-- START Selected passage --

I have a pretty large collection of decks, but my personal favorite Magician is not yet in my collection, because the deck isn’t out yet. (Less than a month to go!) Pictured here is Raven, of Emi Brady’s Brady Tarot, flying with an arrow in his talons.

The sky blazes around him, the river runs under him, the mountain rises behind him, and his home is in the air. And so he commands the elements on the wing. He’s selfish, mischievous, and he knows how to command the elements that are bigger than him and put those to work. He knows that when we reach out and pull those into ourselves, we can do things we never could alone.

Some decks show the Magician as a wizened Gandalf the Grey or Dumbledore type, but I prefer young Magicians because it more easily conveys the point that the Magician does not know everything. In this stage of the Fool’s journey, the Fool is still embryonic, and I see the Magician more as a trickster than a wise teacher. (The Fool is not a trickster. The Fool doesn’t have any reason to trick people, and couldn’t even if they wanted to.)

When a song is about getting shit done with confidence, or it motivates you to get shit done even if you don’t know what you’re doing, it’s Magician time.

Peter Gabriel - “Sledgehammer”

“Sledgehammer” announces itself with a mystical flute and then a bang of horns. How magical is that? The video is pretty magical itself; to film it, Peter Gabriel lay under a sheet of glass for 16 hours while the team painstakingly took every shot of the stop-motion sequence. Also, check out those dancing rotisserie chickens. Nick Park, who later created Wallace and Gromit, animated those himself. The chickens went bad during filming because of the hot studio lights, but that didn’t stop the video from being MTV’s most played of all time. What the Magician does is hard work, but the end result looks effortless.

-- END Selected passage --
-- START Information given --

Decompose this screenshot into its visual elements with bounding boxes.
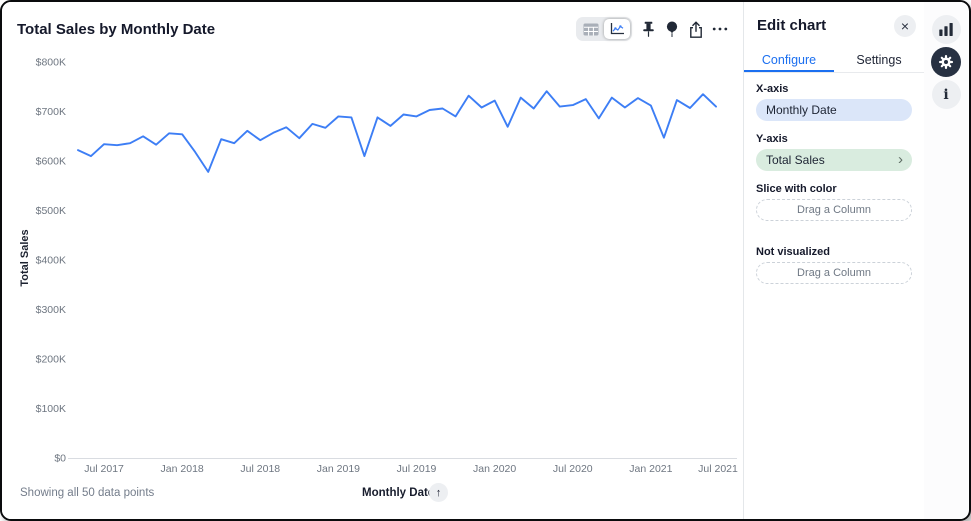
x-tick-label: Jul 2020 — [553, 463, 593, 475]
chart-view-button[interactable] — [604, 19, 630, 39]
x-axis-field-pill[interactable]: Monthly Date — [756, 99, 912, 121]
y-axis-field-pill[interactable]: Total Sales › — [756, 149, 912, 171]
x-tick-label: Jan 2021 — [629, 463, 672, 475]
more-button[interactable] — [708, 17, 732, 41]
x-tick-label: Jan 2018 — [161, 463, 204, 475]
tab-configure[interactable]: Configure — [744, 47, 834, 72]
y-tick-label: $0 — [54, 453, 66, 465]
x-axis-field-value: Monthly Date — [766, 103, 837, 117]
slice-drop-zone[interactable]: Drag a Column — [756, 199, 912, 221]
balloon-button[interactable] — [660, 17, 684, 41]
x-axis-title: Monthly Date — [362, 487, 435, 499]
y-tick-label: $300K — [36, 304, 66, 316]
chart-title: Total Sales by Monthly Date — [17, 21, 216, 38]
close-panel-button[interactable]: × — [894, 15, 916, 37]
panel-tabs: Configure Settings — [744, 47, 924, 73]
chart-area: Total Sales by Monthly Date — [2, 2, 743, 519]
y-tick-label: $400K — [36, 255, 66, 267]
charts-rail-button[interactable] — [931, 15, 961, 44]
view-toggle — [576, 17, 632, 41]
table-view-button[interactable] — [578, 19, 604, 39]
line-chart: Total Sales $0 $100K $200K $300K $400K $500K $… — [19, 57, 738, 476]
balloon-icon — [666, 21, 678, 37]
x-tick-label: Jan 2020 — [473, 463, 516, 475]
not-visualized-drop-zone[interactable]: Drag a Column — [756, 262, 912, 284]
sort-ascending-button[interactable]: ↑ — [429, 483, 448, 502]
export-button[interactable] — [684, 17, 708, 41]
y-axis-section-label: Y-axis — [756, 133, 788, 145]
side-rail: i — [924, 2, 968, 519]
y-axis-title: Total Sales — [19, 229, 31, 286]
x-tick-label: Jul 2018 — [240, 463, 280, 475]
y-tick-label: $700K — [36, 106, 66, 118]
y-tick-label: $100K — [36, 403, 66, 415]
not-visualized-drop-placeholder: Drag a Column — [797, 267, 871, 279]
info-rail-button[interactable]: i — [931, 80, 961, 109]
y-axis-field-value: Total Sales — [766, 153, 825, 167]
info-icon: i — [943, 86, 949, 103]
gear-icon — [939, 55, 953, 69]
edit-chart-panel: Edit chart × Configure Settings X-axis M… — [743, 2, 924, 519]
x-tick-label: Jul 2019 — [397, 463, 437, 475]
chevron-right-icon: › — [898, 151, 903, 168]
export-icon — [690, 21, 702, 38]
data-points-status: Showing all 50 data points — [20, 487, 155, 499]
table-icon — [583, 23, 599, 35]
bar-chart-icon — [939, 23, 953, 36]
x-tick-label: Jan 2019 — [317, 463, 360, 475]
close-icon: × — [900, 18, 910, 34]
y-tick-label: $600K — [36, 156, 66, 168]
x-tick-label: Jul 2021 — [698, 463, 738, 475]
slice-drop-placeholder: Drag a Column — [797, 204, 871, 216]
x-tick-label: Jul 2017 — [84, 463, 124, 475]
slice-section-label: Slice with color — [756, 183, 837, 195]
arrow-up-icon: ↑ — [435, 486, 442, 499]
line-chart-view-icon — [610, 23, 624, 35]
ellipsis-icon — [712, 27, 728, 31]
pin-button[interactable] — [636, 17, 660, 41]
panel-title: Edit chart — [757, 17, 827, 34]
x-axis-section-label: X-axis — [756, 83, 789, 95]
y-tick-label: $500K — [36, 205, 66, 217]
tab-settings[interactable]: Settings — [856, 53, 902, 67]
configure-sections: X-axis Monthly Date Y-axis Total Sales ›… — [756, 83, 912, 284]
not-visualized-section-label: Not visualized — [756, 246, 830, 258]
settings-rail-button[interactable] — [931, 47, 961, 77]
total-sales-line-series — [77, 90, 717, 173]
chart-toolbar — [576, 17, 732, 41]
y-tick-label: $800K — [36, 57, 66, 69]
y-tick-label: $200K — [36, 354, 66, 366]
pin-icon — [642, 21, 654, 37]
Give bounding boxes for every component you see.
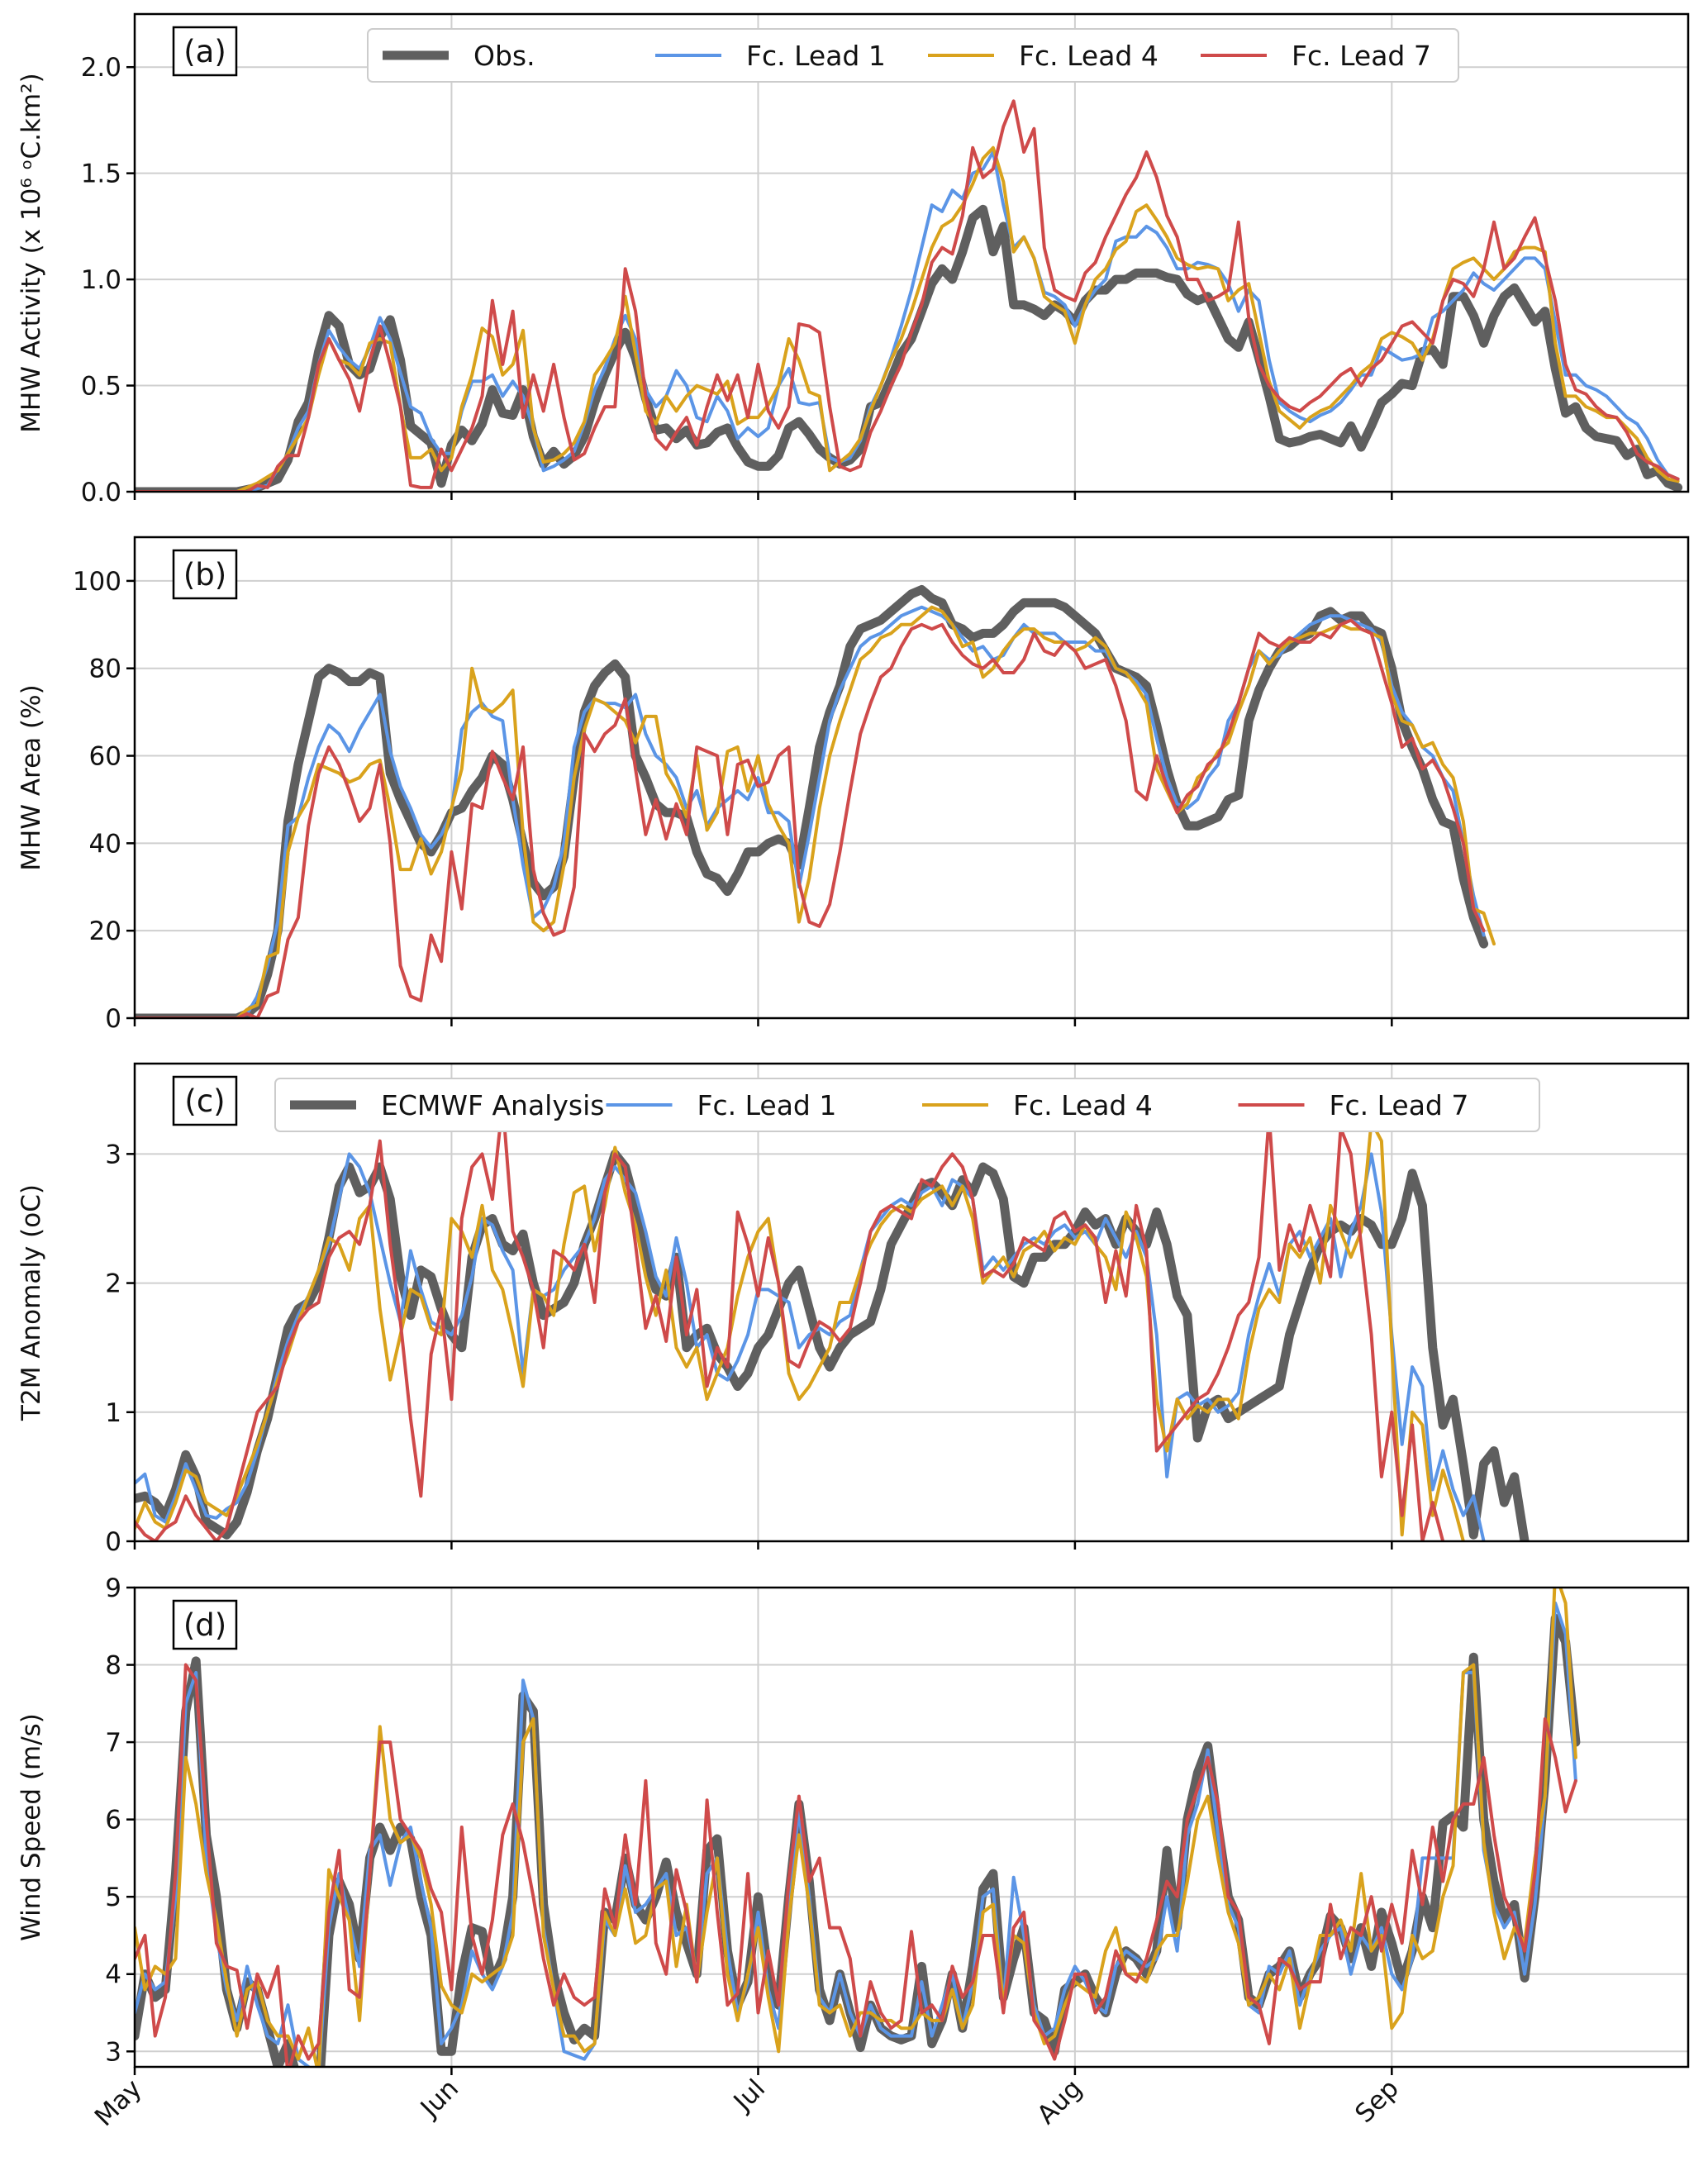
panel-1: 0.0 0.5 1.0 1.5 2.0 MHW Activity (x 10⁶ ᵒC.km… xyxy=(17,12,1690,507)
legend: ECMWF Analysis Fc. Lead 1 Fc. Lead 4 Fc. Le… xyxy=(274,1078,1540,1132)
y-tick-label: 0.0 xyxy=(81,478,121,507)
y-axis-label: T2M Anomaly (oC) xyxy=(17,1184,46,1421)
y-tick-label: 8 xyxy=(105,1651,121,1681)
legend-box xyxy=(367,28,1459,83)
y-tick-label: 1.0 xyxy=(81,265,121,295)
legend-label: Fc. Lead 4 xyxy=(1019,40,1158,72)
y-tick-label: 3 xyxy=(105,1140,121,1169)
series-group xyxy=(135,1588,1581,2067)
panel-tag: (a) xyxy=(183,34,226,69)
series-line-fc-lead-4 xyxy=(135,1120,1465,1541)
series-line-fc-lead-7 xyxy=(135,99,1680,492)
y-tick-label: 2.0 xyxy=(81,53,121,83)
y-tick-label: 1 xyxy=(105,1398,121,1428)
legend-label: Obs. xyxy=(473,40,535,72)
y-tick-label: 0 xyxy=(105,1004,121,1034)
series-line-fc-lead-1 xyxy=(135,1152,1486,1541)
panel-tag: (d) xyxy=(183,1607,226,1643)
legend-box xyxy=(274,1078,1540,1132)
axes-frame xyxy=(133,12,1690,493)
y-tick-label: 4 xyxy=(105,1960,121,1990)
legend-label: Fc. Lead 1 xyxy=(746,40,886,72)
y-tick-label: 2 xyxy=(105,1269,121,1299)
axes-frame xyxy=(133,1062,1690,1543)
y-tick-label: 5 xyxy=(105,1883,121,1912)
y-axis-label: MHW Area (%) xyxy=(17,684,46,870)
panel-2: 0 20 40 60 80 100 MHW Area (%) (b) xyxy=(17,536,1690,1034)
legend-label: Fc. Lead 7 xyxy=(1330,1089,1469,1121)
panel-tag: (c) xyxy=(184,1083,225,1119)
y-tick-label: 60 xyxy=(89,742,121,772)
series-line-fc-lead-7 xyxy=(135,1663,1577,2067)
y-tick-label: 40 xyxy=(89,829,121,859)
series-group xyxy=(135,99,1683,492)
y-tick-label: 0.5 xyxy=(81,372,121,402)
y-tick-label: 6 xyxy=(105,1806,121,1835)
y-axis-label: MHW Activity (x 10⁶ ᵒC.km²) xyxy=(17,73,46,432)
legend-label: Fc. Lead 7 xyxy=(1292,40,1431,72)
axes-frame xyxy=(133,1586,1690,2069)
panel-4: 3 4 5 6 7 8 9 Wind Speed (m/s) (d) xyxy=(17,1573,1690,2075)
y-tick-label: 100 xyxy=(73,567,121,597)
panel-tag-box xyxy=(172,26,238,77)
y-tick-label: 80 xyxy=(89,655,121,684)
panel-3: 0 1 2 3 T2M Anomaly (oC) (c) ECMWF Analysis Fc.… xyxy=(17,1062,1690,1557)
y-tick-label: 9 xyxy=(105,1573,121,1603)
series-line-fc-lead-7 xyxy=(135,618,1486,1018)
panel-tag-box xyxy=(172,1075,238,1126)
panel-tag: (b) xyxy=(183,557,226,593)
y-tick-label: 7 xyxy=(105,1728,121,1758)
legend: Obs. Fc. Lead 1 Fc. Lead 4 Fc. Lead 7 xyxy=(367,28,1459,83)
series-line-fc-lead-7 xyxy=(135,1100,1445,1541)
y-axis-label: Wind Speed (m/s) xyxy=(17,1713,46,1941)
legend-label: Fc. Lead 4 xyxy=(1013,1089,1153,1121)
y-tick-label: 20 xyxy=(89,916,121,946)
series-line-fc-lead-4 xyxy=(135,605,1496,1018)
y-tick-label: 0 xyxy=(105,1527,121,1557)
axes-frame xyxy=(133,536,1690,1020)
legend-label: Fc. Lead 1 xyxy=(697,1089,837,1121)
panel-tag-box xyxy=(172,549,238,600)
series-line-obs xyxy=(135,204,1683,492)
y-tick-label: 3 xyxy=(105,2037,121,2067)
legend-label: ECMWF Analysis xyxy=(381,1089,604,1121)
series-group xyxy=(135,585,1496,1018)
series-group xyxy=(135,1100,1530,1541)
panel-tag-box xyxy=(172,1599,238,1650)
y-tick-label: 1.5 xyxy=(81,159,121,189)
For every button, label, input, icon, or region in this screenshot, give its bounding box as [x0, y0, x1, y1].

-- END Information given --

**Work instructions:**
a – Rewrite the post about the Magician tarot card between "I have a pretty" and "never could alone.", inclusive, changing "Raven" to "Crow".
b – According to the post about the Magician tarot card, how long did Peter Gabriel lie under a sheet of glass to film the "Sledgehammer" video?
c – Write what comes next in the post about the Magician tarot card, picking up after its final sentence.

**Final results:**
a –
I have a pretty large collection of decks, but my personal favorite Magician is not yet in my collection, because the deck isn’t out yet. (Less than a month to go!) Pictured here is Crow, of Emi Brady’s Brady Tarot, flying with an arrow in his talons.

The sky blazes around him, the river runs under him, the mountain rises behind him, and his home is in the air. And so he commands the elements on the wing. He’s selfish, mischievous, and he knows how to command the elements that are bigger than him and put those to work. He knows that when we reach out and pull those into ourselves, we can do things we never could alone.

b – 16 hours

c –
M.I.A. - “Paper Planes”

Peter Gabriel and M.I.A. synthesize many different styles of music into their unique sounds just like the Magician synthesizes elements. “Paper Planes” melds classic punk music, hip-hop, dance, and Indian music into an amateur hustler’s bop, swaggering and self-possessed. Nothing else on the radio sounded like it when it came out.

Partner - “Everybody Knows”

Speaking of hustling, there’s the Canadian band Partner. Josée Caron and Lucy Niles: two Canadian tricksters writing sunny, angsty songs about finding “a sex thing” in your roommate’s room, high school gym crushes, and in “Everybody Knows,” getting so stoned that you’re sure the whole world can tell. A fuzzy squeal slides through the speakers, followed by a barrage of Letters to Cleo-style punky-sweet guitar as a hook. Josée comes in full of breathy tang, and Lucy, who would be the hype woman of the band if there was one, ends the phrases with her bandmate, adding an extra punch. Then Lucy slurs through her verse, adorable and disaffected. (Everybody knew Lucy was high when I saw them play. She told the crowd herself with a proud grin slapped on her face.)

Waxahatchee - “Never Been Wrong”

If there’s one thing the Magician isn’t, it’s subtle. And heavy rock music with female vocalists make me feel very Magician. There’s still lingering sexism in the rock world about what people who aren’t cis dudes are and aren’t supposed to play, and how they are and aren’t supposed to sound. And with their sound, Waxahatchee says “fuck that.”

Bent Knee - “Land Animal”

This track is on this list for one of the same reasons as “Never Been Wrong,” as well as the fact that this voraciously talented crew sounds and looks like absolutely no other band out there. When they play live, I can’t look away. They ride those rhythmic twists and turns, they sweep you up to ride along, and it seems like it takes no effort on their part. The bassist, guitarist, and violinist always look like they’re having the times of their lives on stage. And I've interviewed them before: they don't take themselves seriously at all, which you wouldn't expect for people who work with such technically complex, demanding music. It’s different, it’s sexy, it’s fascinating.

Skeletons in the Attic - “Dance With The Dead”

If I were a Pokémon Gym Leader, this would be my battle music.

Isosine - “Radioactive Swimming Pools”

This makes me feel like I’m ready to command a room. Taking two separate things, making them one - that’s what the Magician is all about, and Isosine makes mashup magic. This isn’t available on Spotify, so check him out on Bandcamp.

Gorillaz - “DARE”

Gorillaz has fascinated me since I was 12. The team created a gritty, whimsical, and dark world of art, music, mythology and secrets for a band that doesn’t even exist, exploring the new possibilities offered by the Internet to draw people in. Now that was some magic.